• **STATED PROBLEM**: Search the records for the word "this" and report each line that has it.

• **RECORDS TO PROCESS**:

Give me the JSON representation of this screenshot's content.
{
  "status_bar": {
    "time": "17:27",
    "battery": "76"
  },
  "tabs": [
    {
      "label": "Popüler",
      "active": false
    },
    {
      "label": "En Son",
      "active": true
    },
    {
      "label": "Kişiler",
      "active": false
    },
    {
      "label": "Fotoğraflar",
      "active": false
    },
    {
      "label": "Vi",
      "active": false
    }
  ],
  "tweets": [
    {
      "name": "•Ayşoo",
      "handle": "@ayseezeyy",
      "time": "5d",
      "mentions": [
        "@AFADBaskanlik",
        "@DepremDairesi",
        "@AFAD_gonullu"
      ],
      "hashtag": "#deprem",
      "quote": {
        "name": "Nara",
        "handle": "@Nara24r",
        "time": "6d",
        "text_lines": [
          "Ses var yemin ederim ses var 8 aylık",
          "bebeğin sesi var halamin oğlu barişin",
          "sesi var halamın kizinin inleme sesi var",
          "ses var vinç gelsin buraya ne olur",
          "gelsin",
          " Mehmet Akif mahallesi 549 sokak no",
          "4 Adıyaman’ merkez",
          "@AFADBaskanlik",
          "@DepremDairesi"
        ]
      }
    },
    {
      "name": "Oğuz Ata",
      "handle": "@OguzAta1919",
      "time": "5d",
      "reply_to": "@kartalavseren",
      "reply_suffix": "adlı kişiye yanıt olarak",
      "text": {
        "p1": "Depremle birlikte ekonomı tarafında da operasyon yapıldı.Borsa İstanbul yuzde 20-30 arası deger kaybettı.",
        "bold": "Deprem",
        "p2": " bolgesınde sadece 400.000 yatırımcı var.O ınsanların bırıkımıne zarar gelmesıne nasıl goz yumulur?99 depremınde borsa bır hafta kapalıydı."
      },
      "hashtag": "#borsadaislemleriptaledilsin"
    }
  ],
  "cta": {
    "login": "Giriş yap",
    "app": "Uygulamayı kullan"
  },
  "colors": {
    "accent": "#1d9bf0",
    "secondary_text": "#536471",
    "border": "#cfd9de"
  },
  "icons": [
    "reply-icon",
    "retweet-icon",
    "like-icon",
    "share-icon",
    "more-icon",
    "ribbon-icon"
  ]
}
...
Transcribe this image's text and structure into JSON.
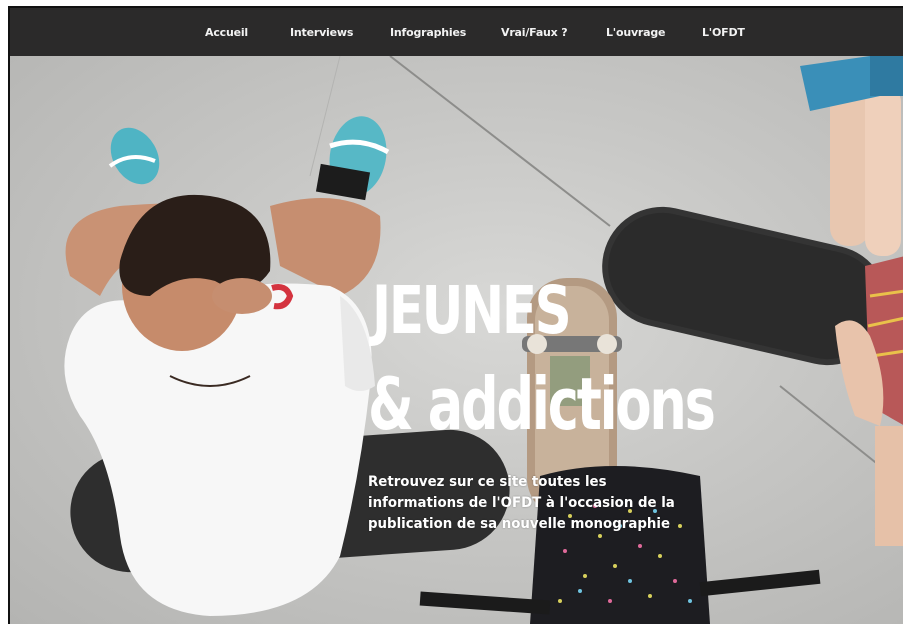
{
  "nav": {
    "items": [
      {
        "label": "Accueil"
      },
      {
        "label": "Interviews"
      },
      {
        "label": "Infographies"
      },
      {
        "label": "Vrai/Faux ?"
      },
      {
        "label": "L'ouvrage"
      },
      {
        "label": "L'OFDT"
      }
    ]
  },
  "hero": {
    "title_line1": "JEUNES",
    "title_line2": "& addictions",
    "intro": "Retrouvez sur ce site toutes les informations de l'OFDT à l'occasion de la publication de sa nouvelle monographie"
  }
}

• **RESULT**:
Give me the JSON representation of this screenshot's content.
Transcribe this image's text and structure into JSON.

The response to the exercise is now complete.